> **Exercise description**: Write every entry out again exactly, please, and skip the pictures.

begin

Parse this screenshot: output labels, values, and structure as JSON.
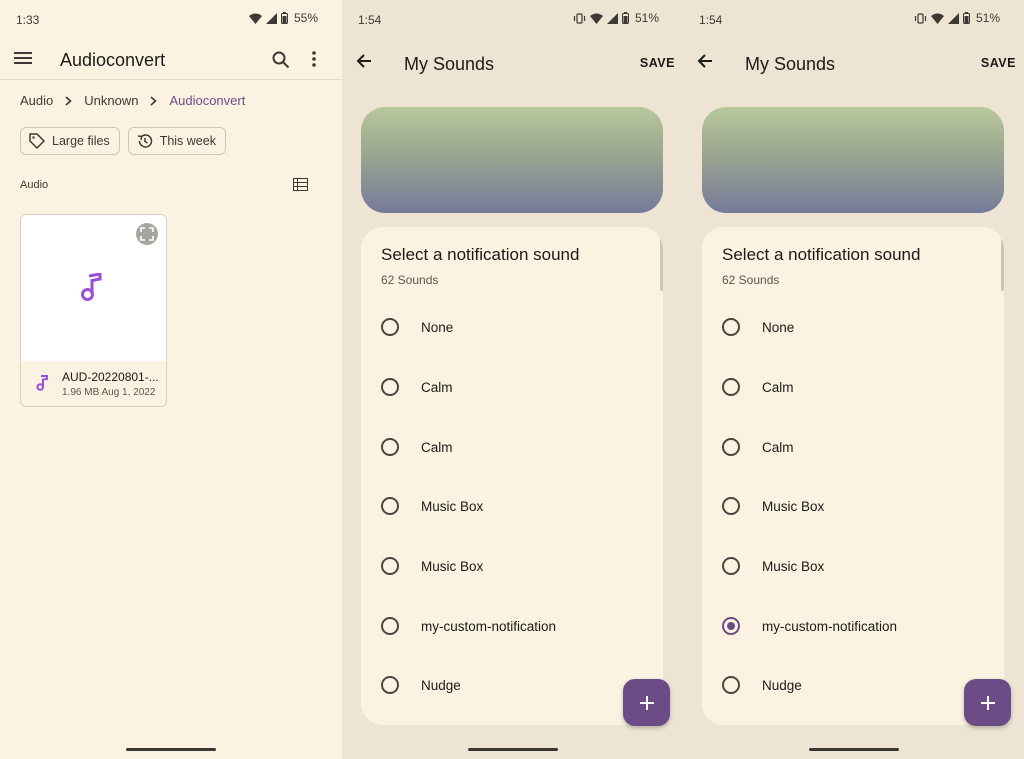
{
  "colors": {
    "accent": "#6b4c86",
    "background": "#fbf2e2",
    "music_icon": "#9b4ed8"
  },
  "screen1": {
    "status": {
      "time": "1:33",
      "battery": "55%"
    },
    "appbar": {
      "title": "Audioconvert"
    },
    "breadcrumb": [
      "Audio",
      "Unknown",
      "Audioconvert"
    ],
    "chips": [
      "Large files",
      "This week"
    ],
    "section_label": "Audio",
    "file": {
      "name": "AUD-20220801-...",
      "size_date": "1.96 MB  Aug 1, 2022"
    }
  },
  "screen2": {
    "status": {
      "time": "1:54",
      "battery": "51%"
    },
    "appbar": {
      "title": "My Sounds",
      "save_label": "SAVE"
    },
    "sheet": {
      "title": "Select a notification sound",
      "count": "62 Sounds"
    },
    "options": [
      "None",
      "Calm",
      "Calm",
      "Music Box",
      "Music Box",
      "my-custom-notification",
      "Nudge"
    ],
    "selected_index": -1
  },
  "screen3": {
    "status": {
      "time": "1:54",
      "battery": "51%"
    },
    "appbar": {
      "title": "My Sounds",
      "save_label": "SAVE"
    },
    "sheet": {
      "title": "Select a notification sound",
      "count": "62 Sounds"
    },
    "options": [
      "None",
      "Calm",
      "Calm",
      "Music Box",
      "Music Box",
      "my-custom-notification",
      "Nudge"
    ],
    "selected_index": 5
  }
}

end

> **Finished answer**:
Parse this screenshot: output labels, values, and structure as JSON.
{
  "colors": {
    "accent": "#6b4c86",
    "background": "#fbf2e2",
    "music_icon": "#9b4ed8"
  },
  "screen1": {
    "status": {
      "time": "1:33",
      "battery": "55%"
    },
    "appbar": {
      "title": "Audioconvert"
    },
    "breadcrumb": [
      "Audio",
      "Unknown",
      "Audioconvert"
    ],
    "chips": [
      "Large files",
      "This week"
    ],
    "section_label": "Audio",
    "file": {
      "name": "AUD-20220801-...",
      "size_date": "1.96 MB  Aug 1, 2022"
    }
  },
  "screen2": {
    "status": {
      "time": "1:54",
      "battery": "51%"
    },
    "appbar": {
      "title": "My Sounds",
      "save_label": "SAVE"
    },
    "sheet": {
      "title": "Select a notification sound",
      "count": "62 Sounds"
    },
    "options": [
      "None",
      "Calm",
      "Calm",
      "Music Box",
      "Music Box",
      "my-custom-notification",
      "Nudge"
    ],
    "selected_index": -1
  },
  "screen3": {
    "status": {
      "time": "1:54",
      "battery": "51%"
    },
    "appbar": {
      "title": "My Sounds",
      "save_label": "SAVE"
    },
    "sheet": {
      "title": "Select a notification sound",
      "count": "62 Sounds"
    },
    "options": [
      "None",
      "Calm",
      "Calm",
      "Music Box",
      "Music Box",
      "my-custom-notification",
      "Nudge"
    ],
    "selected_index": 5
  }
}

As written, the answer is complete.